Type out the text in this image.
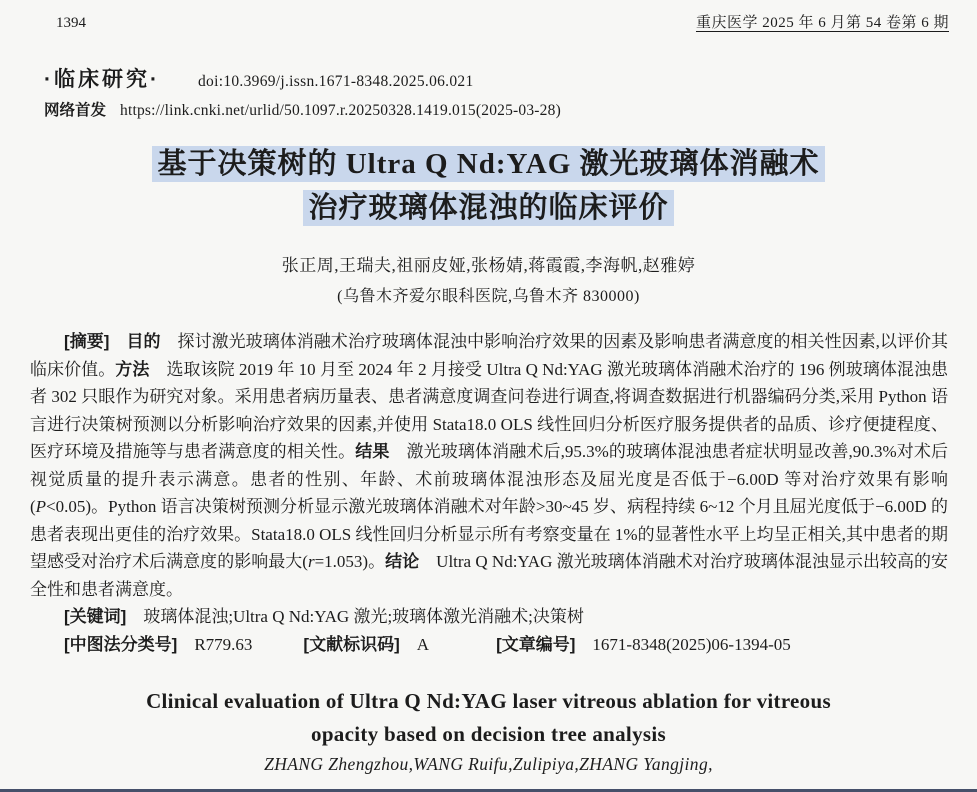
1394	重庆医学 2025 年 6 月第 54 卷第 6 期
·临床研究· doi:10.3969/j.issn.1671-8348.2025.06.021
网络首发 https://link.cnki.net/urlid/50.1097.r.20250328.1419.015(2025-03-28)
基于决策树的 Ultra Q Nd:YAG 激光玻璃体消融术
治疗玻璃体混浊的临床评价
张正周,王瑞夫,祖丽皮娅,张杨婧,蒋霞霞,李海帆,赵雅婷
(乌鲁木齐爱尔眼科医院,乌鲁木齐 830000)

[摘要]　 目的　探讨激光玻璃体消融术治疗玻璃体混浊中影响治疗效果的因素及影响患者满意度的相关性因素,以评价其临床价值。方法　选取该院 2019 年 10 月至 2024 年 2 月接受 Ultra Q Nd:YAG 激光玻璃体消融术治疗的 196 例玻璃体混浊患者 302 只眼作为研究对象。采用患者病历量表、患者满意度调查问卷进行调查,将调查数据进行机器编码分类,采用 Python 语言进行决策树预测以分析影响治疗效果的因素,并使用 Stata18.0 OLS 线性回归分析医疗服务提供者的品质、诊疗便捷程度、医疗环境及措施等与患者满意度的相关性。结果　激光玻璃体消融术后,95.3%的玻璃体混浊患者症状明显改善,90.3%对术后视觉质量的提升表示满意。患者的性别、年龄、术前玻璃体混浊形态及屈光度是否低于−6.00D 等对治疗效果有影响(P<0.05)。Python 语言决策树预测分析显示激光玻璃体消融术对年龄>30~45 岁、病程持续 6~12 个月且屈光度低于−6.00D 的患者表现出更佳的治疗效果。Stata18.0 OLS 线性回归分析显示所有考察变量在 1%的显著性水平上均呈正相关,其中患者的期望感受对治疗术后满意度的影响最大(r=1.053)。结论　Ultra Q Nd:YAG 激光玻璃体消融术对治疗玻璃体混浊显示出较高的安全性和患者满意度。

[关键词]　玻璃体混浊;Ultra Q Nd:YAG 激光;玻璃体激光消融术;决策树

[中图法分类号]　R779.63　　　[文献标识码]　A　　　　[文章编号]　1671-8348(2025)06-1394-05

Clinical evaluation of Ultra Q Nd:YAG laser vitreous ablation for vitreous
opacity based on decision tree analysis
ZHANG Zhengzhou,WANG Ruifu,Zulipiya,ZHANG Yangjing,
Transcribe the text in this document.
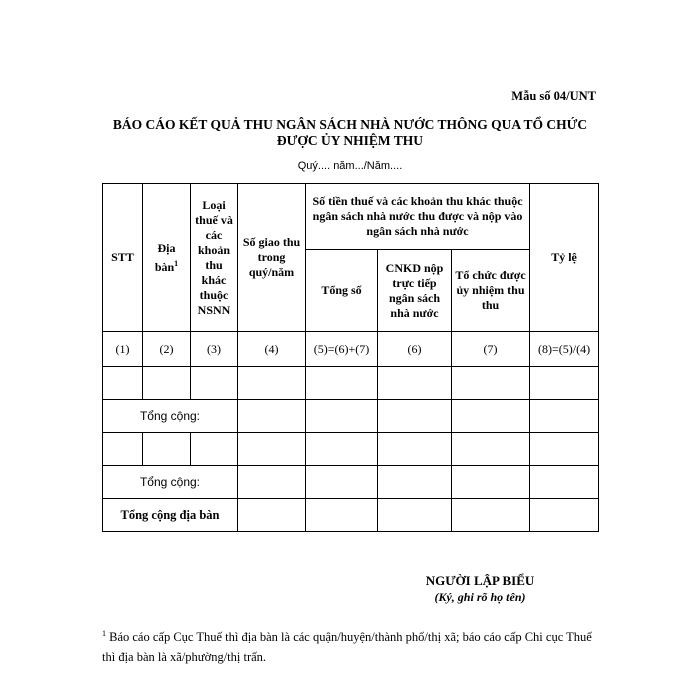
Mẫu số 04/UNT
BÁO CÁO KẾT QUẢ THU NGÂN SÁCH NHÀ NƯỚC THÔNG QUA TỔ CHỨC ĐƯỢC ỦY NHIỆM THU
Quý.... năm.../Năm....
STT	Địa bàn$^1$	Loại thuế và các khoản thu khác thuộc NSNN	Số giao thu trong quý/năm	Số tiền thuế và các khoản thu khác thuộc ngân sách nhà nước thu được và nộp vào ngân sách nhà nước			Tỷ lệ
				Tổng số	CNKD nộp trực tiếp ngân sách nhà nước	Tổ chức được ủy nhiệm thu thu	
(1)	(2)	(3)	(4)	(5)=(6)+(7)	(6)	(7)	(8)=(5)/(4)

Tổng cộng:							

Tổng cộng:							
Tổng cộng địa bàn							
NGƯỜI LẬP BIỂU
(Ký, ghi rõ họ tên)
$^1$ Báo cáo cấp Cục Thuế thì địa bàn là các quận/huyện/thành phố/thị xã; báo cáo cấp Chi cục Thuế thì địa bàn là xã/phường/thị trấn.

_WHAT TO WORK ON:_ In the entries above, identify each line that includes the string "Tổng", then copy it.

_EXERCISE RESULT:_
				Tổng số	CNKD nộp trực tiếp ngân sách nhà nước	Tổ chức được ủy nhiệm thu thu	
Tổng cộng:							
Tổng cộng:							
Tổng cộng địa bàn							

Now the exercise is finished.